↓

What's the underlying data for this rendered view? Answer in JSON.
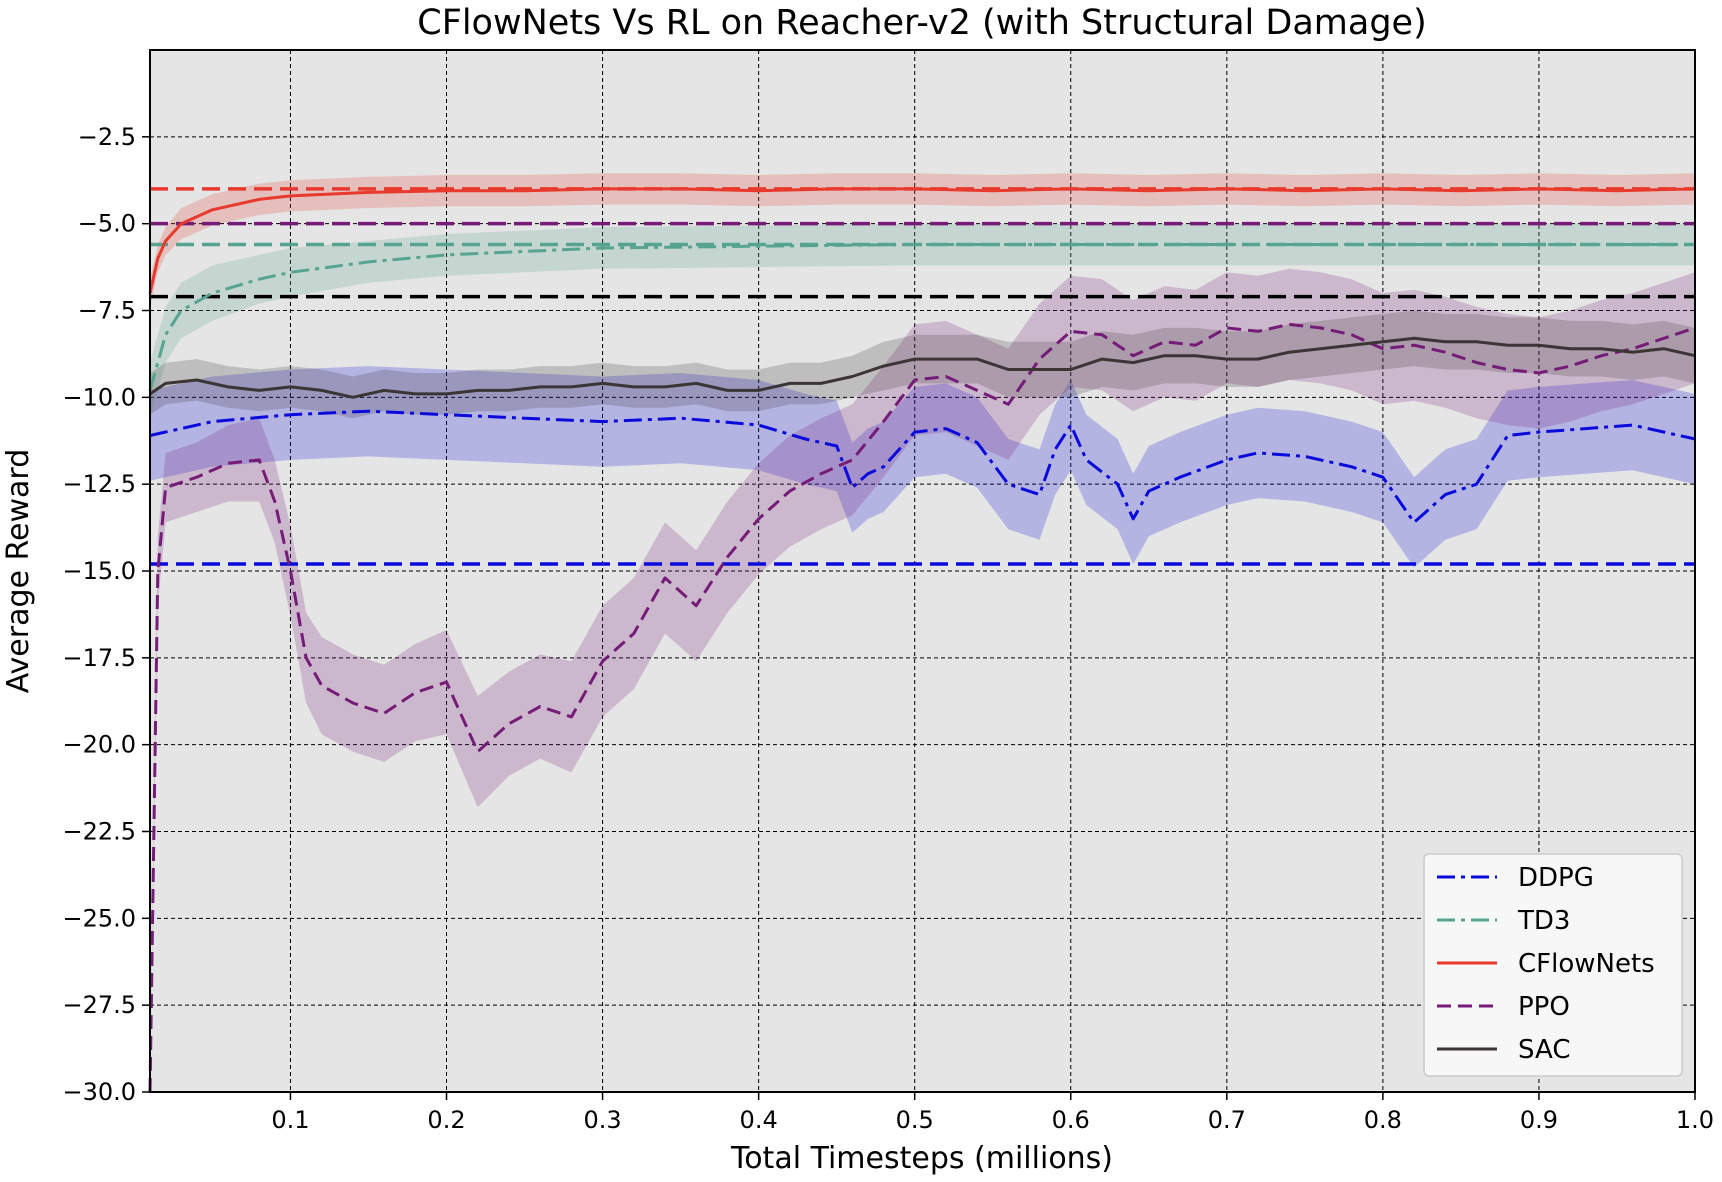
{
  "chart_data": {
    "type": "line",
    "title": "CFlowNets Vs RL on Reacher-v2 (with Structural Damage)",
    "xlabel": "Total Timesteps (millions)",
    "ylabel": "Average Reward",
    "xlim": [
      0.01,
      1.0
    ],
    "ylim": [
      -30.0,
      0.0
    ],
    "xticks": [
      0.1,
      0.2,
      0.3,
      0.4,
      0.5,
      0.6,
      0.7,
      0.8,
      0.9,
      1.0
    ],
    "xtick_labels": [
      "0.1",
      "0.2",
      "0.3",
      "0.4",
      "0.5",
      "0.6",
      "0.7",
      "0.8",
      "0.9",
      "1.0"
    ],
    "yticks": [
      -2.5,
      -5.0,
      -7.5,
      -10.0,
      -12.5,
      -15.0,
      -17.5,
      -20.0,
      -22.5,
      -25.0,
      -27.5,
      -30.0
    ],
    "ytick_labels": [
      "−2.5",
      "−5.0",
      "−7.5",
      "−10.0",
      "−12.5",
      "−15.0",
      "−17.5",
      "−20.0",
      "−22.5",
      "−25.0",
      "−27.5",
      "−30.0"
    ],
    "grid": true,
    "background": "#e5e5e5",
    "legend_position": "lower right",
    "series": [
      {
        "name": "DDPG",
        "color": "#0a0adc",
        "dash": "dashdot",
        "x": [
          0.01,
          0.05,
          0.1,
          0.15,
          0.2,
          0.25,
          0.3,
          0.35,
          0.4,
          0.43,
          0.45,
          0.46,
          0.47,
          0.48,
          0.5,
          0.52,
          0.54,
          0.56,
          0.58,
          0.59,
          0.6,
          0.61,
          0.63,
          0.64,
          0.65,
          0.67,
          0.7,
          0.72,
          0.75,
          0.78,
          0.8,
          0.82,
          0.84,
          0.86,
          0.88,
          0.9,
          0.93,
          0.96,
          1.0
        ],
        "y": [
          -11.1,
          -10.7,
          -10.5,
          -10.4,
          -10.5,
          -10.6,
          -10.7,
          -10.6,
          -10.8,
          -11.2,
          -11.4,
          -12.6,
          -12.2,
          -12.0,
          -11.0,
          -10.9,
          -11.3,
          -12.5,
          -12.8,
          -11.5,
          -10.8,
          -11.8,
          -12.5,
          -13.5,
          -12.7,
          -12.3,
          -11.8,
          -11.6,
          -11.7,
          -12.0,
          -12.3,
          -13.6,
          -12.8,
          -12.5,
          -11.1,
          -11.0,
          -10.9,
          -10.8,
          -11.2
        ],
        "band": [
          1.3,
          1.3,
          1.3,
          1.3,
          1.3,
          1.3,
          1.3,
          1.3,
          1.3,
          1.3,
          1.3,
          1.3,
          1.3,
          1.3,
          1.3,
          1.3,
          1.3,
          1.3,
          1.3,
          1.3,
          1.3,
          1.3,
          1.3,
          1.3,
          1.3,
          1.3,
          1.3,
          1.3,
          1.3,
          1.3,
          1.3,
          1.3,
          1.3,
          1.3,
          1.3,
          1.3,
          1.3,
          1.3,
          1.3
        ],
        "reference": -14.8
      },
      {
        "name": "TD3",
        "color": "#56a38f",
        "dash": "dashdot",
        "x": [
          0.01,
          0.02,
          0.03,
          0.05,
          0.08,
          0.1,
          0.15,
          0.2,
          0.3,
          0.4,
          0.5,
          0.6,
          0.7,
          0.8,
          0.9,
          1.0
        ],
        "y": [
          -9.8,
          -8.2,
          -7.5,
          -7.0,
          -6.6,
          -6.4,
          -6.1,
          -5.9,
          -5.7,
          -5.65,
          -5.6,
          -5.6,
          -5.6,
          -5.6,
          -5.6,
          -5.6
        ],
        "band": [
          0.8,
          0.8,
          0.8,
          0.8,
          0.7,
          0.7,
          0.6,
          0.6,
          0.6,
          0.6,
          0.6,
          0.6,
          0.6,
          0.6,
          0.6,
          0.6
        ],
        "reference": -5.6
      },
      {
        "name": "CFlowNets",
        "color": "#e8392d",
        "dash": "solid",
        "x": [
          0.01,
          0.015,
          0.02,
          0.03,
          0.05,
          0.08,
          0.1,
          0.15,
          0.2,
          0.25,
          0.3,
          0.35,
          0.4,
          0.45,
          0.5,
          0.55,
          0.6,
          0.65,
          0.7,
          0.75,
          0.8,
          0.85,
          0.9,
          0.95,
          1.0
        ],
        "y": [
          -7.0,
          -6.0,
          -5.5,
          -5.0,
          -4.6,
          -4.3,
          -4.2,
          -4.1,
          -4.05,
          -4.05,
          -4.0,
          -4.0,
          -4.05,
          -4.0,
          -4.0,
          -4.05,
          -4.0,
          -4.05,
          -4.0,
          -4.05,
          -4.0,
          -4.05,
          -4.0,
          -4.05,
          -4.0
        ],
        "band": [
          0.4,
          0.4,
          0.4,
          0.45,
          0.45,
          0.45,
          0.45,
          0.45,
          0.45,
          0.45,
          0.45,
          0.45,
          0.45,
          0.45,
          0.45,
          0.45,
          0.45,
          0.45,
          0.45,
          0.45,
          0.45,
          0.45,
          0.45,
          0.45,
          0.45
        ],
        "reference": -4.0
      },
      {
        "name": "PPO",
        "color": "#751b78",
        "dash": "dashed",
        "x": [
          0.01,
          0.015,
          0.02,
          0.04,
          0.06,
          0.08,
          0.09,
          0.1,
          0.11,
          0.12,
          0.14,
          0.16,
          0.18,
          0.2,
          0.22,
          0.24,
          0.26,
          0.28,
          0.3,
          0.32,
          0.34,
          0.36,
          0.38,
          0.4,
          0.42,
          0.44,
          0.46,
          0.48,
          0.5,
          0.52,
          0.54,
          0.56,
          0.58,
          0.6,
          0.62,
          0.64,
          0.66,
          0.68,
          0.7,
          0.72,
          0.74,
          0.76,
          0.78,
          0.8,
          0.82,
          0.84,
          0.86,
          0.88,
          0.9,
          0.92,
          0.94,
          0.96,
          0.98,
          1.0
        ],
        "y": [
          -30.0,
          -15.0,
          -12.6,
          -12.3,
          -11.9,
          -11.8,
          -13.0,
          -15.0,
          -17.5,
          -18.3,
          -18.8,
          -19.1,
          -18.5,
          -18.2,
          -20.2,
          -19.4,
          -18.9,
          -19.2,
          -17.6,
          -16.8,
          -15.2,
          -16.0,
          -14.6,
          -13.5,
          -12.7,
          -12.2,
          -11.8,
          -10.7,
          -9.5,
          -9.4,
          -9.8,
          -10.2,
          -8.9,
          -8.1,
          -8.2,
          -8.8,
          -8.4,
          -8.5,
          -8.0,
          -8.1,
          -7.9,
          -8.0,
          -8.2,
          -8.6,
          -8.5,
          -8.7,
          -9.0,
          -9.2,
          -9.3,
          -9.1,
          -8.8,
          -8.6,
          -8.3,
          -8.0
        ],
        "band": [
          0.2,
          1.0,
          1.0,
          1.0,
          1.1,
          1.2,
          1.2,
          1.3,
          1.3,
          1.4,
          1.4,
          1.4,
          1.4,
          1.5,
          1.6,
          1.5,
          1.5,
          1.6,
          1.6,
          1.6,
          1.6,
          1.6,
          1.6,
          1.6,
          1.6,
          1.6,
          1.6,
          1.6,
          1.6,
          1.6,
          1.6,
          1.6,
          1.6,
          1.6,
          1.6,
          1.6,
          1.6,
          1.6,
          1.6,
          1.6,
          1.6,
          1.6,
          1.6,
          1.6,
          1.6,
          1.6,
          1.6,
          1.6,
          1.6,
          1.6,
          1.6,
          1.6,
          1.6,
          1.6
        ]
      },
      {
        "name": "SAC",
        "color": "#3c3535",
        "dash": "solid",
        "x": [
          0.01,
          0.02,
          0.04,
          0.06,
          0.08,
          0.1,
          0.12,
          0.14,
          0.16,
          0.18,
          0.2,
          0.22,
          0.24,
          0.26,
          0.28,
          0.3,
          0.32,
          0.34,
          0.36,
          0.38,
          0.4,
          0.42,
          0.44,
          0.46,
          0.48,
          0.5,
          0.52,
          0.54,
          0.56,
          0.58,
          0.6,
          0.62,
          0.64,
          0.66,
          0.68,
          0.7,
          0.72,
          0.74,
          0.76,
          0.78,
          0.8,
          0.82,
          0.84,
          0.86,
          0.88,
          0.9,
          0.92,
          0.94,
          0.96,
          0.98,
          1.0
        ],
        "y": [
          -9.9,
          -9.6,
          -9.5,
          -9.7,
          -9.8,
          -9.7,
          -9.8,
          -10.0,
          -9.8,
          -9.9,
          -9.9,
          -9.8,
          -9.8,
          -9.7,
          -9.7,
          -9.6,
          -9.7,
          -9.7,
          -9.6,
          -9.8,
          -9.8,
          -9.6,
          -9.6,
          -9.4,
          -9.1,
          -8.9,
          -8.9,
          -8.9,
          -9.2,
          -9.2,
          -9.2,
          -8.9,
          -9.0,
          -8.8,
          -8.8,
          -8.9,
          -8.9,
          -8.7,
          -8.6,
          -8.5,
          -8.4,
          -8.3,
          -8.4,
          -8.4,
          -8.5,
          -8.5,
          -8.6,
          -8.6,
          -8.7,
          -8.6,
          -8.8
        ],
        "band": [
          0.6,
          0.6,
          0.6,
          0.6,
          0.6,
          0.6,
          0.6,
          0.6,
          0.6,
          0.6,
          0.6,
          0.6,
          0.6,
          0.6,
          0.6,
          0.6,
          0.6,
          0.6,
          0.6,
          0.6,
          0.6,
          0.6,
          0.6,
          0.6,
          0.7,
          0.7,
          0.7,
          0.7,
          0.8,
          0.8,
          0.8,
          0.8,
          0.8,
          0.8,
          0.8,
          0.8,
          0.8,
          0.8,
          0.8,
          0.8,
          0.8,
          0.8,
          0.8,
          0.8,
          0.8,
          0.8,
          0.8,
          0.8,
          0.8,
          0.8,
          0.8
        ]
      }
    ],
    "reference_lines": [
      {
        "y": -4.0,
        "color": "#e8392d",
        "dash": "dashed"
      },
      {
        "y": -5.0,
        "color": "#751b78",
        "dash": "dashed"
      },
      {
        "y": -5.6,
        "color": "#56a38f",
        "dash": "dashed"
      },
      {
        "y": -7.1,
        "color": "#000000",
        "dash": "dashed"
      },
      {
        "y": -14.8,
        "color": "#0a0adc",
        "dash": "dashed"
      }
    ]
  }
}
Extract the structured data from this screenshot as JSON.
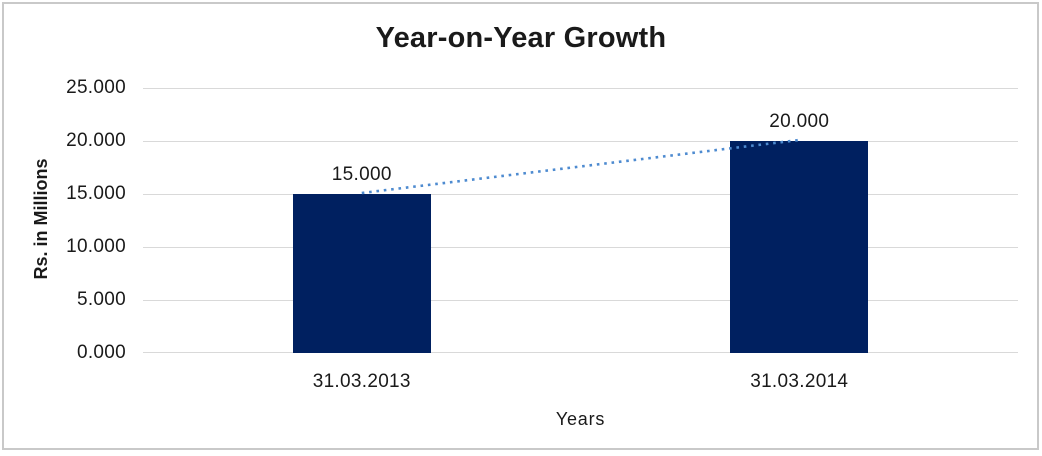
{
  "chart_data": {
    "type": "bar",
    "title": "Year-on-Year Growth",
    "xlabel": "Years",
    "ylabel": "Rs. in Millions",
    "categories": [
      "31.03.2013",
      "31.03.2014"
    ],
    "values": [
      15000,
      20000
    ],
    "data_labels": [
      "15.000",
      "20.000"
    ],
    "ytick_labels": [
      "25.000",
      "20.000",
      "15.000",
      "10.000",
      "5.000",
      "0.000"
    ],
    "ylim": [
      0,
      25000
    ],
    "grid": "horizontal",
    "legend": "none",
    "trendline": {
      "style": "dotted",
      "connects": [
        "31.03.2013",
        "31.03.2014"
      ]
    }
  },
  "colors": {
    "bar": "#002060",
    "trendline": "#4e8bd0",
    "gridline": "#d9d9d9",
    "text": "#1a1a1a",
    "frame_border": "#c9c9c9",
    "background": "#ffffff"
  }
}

↑

[Short problem]
From the records above, pick out and copy each line holding the word "this".

[The result]
What's the underlying data for this rendered view? Answer in JSON.
Extract the structured data from this screenshot as JSON.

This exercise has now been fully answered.